[Items listed in a dataset]
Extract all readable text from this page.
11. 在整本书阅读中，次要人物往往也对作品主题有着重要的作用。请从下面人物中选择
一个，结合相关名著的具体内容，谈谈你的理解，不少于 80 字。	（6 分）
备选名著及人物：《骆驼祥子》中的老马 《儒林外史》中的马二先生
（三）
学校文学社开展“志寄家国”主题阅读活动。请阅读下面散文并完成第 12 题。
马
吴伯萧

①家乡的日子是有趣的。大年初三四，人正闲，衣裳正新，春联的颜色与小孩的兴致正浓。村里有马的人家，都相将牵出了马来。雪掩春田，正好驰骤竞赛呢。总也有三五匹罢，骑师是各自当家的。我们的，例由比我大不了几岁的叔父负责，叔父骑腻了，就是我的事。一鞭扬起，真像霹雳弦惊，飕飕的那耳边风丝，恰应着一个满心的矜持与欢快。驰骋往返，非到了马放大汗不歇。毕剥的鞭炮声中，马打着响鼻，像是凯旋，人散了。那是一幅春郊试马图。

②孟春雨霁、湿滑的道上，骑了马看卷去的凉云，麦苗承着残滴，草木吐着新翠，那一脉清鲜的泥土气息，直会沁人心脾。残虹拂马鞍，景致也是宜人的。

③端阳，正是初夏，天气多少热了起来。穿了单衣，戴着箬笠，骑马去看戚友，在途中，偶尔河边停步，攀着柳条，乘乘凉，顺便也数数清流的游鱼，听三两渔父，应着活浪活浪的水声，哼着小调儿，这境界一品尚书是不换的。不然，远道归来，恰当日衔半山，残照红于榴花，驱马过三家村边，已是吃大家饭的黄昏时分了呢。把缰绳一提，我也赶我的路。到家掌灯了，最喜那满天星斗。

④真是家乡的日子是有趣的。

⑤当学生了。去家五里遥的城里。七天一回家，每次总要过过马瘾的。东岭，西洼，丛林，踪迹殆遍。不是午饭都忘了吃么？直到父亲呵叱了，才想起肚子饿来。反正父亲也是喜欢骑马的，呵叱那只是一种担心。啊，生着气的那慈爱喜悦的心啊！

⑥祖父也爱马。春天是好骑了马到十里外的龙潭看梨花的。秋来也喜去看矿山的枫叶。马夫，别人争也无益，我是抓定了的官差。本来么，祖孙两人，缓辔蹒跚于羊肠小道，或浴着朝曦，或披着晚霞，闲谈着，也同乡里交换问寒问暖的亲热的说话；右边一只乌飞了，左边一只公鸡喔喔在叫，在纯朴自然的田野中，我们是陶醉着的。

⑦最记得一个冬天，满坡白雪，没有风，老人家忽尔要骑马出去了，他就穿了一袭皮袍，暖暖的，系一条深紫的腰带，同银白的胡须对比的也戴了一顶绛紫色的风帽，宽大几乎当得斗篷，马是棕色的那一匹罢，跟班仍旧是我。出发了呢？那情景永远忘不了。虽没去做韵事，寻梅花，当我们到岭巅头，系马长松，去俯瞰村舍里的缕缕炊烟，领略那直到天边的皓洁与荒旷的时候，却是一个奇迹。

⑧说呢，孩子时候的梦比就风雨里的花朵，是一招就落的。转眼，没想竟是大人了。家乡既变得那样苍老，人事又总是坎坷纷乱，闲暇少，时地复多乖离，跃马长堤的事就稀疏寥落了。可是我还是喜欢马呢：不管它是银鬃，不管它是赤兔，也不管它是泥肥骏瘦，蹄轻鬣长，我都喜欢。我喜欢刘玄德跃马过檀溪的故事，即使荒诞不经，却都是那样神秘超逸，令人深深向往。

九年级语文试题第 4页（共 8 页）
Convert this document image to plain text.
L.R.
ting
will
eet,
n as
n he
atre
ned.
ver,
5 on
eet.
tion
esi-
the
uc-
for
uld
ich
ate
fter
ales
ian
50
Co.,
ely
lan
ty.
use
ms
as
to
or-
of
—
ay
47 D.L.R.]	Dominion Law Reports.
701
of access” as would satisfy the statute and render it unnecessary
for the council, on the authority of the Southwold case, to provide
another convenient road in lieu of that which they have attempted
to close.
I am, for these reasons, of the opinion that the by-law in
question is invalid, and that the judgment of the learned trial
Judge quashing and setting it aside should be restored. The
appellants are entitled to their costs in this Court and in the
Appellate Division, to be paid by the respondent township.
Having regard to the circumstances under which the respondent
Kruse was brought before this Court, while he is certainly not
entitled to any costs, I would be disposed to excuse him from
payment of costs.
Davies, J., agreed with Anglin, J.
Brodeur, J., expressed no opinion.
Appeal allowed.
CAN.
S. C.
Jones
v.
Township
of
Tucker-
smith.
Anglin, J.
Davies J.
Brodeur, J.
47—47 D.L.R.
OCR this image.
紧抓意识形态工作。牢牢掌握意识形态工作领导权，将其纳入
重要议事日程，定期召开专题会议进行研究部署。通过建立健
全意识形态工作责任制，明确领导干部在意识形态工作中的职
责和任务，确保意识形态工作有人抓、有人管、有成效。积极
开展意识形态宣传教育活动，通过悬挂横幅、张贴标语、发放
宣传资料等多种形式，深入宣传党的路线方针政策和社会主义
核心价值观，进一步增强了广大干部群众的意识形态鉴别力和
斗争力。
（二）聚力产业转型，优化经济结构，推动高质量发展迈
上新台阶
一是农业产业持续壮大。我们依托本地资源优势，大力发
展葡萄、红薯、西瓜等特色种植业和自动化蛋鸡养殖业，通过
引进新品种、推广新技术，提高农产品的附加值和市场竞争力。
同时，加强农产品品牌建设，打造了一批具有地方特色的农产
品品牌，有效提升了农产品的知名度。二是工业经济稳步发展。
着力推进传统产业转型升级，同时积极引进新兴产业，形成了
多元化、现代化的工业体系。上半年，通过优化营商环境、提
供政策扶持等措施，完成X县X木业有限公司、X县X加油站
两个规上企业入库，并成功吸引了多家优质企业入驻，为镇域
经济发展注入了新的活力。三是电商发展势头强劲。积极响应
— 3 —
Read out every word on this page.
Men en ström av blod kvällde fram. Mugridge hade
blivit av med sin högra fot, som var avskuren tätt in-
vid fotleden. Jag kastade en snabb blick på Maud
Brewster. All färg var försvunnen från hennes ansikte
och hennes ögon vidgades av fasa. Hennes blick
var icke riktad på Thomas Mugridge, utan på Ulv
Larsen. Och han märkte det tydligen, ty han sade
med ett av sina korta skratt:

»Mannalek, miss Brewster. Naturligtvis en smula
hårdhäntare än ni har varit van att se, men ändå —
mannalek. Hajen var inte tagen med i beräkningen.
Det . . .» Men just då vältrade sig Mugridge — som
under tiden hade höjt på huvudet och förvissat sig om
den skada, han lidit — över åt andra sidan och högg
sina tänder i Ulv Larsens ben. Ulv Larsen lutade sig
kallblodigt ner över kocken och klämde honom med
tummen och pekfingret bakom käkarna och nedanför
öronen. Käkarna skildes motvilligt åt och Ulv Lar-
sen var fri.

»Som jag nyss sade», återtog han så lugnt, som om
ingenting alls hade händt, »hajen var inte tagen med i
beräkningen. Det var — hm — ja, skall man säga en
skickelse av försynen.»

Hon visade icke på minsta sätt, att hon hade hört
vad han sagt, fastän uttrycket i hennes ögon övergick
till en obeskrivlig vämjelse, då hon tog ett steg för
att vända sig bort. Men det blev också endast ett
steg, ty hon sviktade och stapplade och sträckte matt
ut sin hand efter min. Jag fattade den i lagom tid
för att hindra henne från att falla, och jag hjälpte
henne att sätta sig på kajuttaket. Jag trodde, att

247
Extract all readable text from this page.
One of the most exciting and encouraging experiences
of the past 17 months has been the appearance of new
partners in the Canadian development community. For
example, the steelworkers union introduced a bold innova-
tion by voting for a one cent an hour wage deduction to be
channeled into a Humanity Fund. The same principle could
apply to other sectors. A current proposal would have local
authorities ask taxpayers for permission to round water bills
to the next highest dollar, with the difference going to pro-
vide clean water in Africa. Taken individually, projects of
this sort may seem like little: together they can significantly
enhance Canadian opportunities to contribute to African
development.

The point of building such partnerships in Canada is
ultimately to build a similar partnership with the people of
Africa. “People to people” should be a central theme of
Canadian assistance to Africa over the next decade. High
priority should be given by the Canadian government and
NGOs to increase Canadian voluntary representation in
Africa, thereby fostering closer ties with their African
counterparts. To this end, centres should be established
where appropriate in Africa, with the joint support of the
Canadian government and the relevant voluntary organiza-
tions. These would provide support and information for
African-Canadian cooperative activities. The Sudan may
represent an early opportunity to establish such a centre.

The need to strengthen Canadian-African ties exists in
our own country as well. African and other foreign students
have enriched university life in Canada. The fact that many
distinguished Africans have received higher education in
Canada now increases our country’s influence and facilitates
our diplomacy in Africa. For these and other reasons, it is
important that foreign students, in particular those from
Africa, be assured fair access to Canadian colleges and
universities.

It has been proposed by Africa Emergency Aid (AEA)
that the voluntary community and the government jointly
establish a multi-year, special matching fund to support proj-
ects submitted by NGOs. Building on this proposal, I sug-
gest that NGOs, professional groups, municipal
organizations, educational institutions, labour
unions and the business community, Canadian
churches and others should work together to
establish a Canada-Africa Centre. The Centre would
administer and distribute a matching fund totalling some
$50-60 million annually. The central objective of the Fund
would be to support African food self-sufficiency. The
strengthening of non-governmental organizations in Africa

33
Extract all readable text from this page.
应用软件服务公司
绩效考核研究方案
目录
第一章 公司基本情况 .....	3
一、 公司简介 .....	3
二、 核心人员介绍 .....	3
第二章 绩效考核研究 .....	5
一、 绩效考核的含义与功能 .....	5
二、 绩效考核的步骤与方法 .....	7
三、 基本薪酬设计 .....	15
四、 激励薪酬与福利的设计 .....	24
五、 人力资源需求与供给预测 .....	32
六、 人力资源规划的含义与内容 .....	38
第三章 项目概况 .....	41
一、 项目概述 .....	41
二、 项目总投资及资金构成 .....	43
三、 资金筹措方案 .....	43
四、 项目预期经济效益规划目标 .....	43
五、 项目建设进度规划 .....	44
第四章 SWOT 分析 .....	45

§ **PROMPT**:
Show all lines in the entries above where the word "they" appears.

§ **WORKED ANSWER**:
another convenient road in lieu of that which they have attempted
this sort may seem like little: together they can significantly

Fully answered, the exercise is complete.